▶ [Figure contents as structured data]:
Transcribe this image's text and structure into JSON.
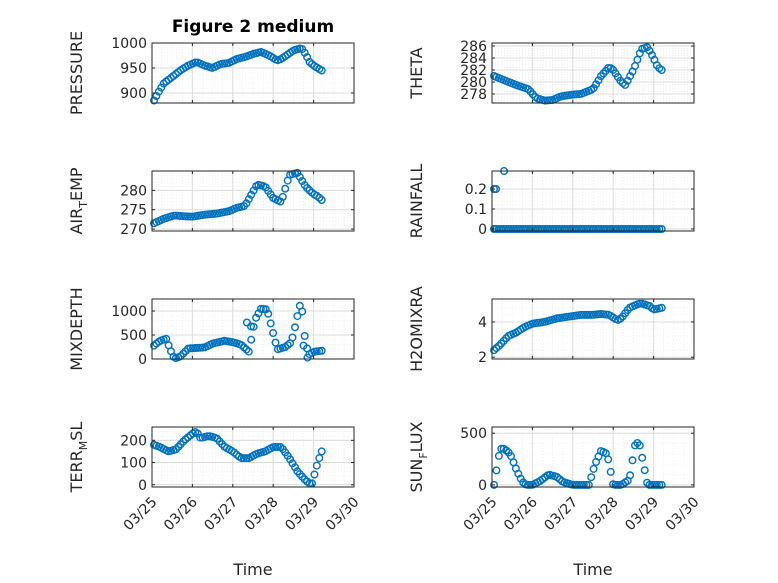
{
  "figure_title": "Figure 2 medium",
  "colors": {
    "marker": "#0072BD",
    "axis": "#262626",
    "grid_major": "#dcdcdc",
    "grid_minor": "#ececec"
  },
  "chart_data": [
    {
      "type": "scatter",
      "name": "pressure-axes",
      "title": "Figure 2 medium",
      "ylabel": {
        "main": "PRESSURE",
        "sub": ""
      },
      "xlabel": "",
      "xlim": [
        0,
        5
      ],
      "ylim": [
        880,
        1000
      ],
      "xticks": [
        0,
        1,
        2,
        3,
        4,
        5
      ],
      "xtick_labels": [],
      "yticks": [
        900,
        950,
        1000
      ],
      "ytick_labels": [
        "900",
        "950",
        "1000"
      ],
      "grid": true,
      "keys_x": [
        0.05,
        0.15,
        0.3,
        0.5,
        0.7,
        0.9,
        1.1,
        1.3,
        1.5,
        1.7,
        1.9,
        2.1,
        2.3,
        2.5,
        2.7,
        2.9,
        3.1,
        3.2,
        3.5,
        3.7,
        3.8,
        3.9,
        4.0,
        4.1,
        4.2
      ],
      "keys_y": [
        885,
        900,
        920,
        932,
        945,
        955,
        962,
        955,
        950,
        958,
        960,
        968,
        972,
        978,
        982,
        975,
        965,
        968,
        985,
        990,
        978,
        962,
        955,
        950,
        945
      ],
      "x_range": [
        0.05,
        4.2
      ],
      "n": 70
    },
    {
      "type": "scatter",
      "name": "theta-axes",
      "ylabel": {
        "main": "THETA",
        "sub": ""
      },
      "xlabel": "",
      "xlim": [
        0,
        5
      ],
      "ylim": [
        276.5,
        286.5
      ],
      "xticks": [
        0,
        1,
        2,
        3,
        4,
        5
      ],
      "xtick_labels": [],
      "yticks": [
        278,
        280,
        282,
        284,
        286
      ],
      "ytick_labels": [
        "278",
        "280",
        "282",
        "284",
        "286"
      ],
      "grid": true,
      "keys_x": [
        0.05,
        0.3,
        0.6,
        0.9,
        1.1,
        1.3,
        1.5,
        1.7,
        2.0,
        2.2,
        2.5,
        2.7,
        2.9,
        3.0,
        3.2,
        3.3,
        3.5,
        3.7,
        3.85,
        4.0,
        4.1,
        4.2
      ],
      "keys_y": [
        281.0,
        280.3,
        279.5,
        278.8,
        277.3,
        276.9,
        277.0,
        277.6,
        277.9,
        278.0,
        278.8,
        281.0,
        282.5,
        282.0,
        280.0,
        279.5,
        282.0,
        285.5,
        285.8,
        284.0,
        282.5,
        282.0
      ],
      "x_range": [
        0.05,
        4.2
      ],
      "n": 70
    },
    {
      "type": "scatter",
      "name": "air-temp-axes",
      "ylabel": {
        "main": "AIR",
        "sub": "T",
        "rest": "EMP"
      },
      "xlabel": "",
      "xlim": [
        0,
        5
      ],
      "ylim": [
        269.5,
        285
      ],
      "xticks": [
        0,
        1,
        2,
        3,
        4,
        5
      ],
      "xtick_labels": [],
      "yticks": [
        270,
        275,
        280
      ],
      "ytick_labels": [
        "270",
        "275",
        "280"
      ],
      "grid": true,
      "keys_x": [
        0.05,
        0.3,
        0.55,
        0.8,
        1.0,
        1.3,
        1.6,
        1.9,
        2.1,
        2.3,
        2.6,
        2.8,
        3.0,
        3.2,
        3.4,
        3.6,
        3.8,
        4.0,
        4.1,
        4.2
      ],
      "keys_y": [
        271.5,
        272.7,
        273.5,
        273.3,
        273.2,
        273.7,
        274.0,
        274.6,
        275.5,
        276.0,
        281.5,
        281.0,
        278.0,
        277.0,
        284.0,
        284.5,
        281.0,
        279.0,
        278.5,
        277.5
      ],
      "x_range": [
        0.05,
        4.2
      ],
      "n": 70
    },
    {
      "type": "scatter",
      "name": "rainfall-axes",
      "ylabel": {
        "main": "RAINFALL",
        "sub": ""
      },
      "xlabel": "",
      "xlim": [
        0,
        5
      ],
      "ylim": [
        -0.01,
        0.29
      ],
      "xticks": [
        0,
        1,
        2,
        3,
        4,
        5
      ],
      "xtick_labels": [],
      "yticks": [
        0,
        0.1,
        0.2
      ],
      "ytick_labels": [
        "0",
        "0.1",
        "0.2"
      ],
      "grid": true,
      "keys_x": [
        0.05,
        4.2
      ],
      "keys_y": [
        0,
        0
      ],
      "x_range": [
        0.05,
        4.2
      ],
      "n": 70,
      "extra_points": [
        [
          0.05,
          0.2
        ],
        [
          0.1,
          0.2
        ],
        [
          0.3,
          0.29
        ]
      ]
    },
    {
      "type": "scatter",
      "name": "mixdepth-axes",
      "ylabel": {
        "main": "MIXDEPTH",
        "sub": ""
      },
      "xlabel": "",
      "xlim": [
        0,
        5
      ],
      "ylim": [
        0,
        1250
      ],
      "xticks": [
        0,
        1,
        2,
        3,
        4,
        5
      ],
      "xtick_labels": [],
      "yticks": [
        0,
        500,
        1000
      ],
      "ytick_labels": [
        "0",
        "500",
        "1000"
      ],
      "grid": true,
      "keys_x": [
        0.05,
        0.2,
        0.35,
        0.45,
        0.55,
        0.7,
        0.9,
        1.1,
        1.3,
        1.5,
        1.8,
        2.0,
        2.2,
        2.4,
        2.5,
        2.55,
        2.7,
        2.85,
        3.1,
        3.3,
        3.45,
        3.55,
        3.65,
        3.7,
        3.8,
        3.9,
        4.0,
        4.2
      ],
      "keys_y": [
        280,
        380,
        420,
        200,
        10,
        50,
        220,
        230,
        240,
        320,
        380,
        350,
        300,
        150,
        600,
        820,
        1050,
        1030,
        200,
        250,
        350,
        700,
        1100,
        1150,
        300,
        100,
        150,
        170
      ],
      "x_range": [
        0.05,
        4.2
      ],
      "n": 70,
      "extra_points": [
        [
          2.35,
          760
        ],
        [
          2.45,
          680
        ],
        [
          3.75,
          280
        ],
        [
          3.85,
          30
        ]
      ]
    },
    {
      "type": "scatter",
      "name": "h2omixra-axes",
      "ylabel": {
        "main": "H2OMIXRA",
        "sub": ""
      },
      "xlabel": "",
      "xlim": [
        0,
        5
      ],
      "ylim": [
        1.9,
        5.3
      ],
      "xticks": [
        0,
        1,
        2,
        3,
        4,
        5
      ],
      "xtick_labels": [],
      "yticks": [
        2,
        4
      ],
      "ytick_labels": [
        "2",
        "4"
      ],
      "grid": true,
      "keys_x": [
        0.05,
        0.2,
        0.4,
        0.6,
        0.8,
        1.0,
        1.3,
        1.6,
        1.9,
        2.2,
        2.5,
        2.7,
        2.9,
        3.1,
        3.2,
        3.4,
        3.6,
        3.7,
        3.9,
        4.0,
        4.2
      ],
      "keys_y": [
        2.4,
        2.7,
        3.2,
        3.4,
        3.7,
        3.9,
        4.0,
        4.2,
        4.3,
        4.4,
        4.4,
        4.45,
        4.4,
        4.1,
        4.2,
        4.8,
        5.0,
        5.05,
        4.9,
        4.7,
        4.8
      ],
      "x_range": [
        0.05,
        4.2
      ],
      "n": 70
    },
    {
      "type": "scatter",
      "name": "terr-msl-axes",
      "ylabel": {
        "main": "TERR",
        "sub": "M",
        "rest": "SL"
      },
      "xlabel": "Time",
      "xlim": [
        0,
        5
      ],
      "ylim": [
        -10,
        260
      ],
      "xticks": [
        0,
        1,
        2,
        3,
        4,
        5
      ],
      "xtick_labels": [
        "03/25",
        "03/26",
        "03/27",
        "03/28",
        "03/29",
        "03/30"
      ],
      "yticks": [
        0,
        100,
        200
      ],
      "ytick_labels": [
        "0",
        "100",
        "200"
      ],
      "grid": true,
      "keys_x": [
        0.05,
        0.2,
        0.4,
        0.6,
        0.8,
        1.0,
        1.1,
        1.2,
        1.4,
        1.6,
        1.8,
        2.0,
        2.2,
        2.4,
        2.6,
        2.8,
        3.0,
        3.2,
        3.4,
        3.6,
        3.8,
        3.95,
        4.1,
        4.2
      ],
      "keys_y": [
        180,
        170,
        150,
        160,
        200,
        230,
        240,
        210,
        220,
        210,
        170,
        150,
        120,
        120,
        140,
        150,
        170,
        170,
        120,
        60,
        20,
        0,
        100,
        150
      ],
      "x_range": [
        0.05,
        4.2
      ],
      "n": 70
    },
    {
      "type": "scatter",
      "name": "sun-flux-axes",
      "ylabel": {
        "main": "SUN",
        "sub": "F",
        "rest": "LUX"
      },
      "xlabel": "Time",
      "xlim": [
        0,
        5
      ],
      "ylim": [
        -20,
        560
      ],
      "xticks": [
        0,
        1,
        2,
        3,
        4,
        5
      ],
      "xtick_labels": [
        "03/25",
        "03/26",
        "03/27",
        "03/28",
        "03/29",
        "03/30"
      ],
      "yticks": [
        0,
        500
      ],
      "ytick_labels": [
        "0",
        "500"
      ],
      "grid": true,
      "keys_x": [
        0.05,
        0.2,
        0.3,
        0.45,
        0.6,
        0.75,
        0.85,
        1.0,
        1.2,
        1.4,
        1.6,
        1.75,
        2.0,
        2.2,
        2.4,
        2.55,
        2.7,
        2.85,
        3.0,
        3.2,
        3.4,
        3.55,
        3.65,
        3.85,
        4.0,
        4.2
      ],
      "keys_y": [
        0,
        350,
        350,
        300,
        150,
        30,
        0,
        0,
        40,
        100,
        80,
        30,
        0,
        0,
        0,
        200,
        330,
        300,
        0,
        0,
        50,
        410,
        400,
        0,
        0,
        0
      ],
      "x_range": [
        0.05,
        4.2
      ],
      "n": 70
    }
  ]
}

▶ [Aim of the exercise]:
Pull out all lines in the data above that include "name".

▶ [Exercise response]:
      "name": "pressure-axes",
      "name": "theta-axes",
      "name": "air-temp-axes",
      "name": "rainfall-axes",
      "name": "mixdepth-axes",
      "name": "h2omixra-axes",
      "name": "terr-msl-axes",
      "name": "sun-flux-axes",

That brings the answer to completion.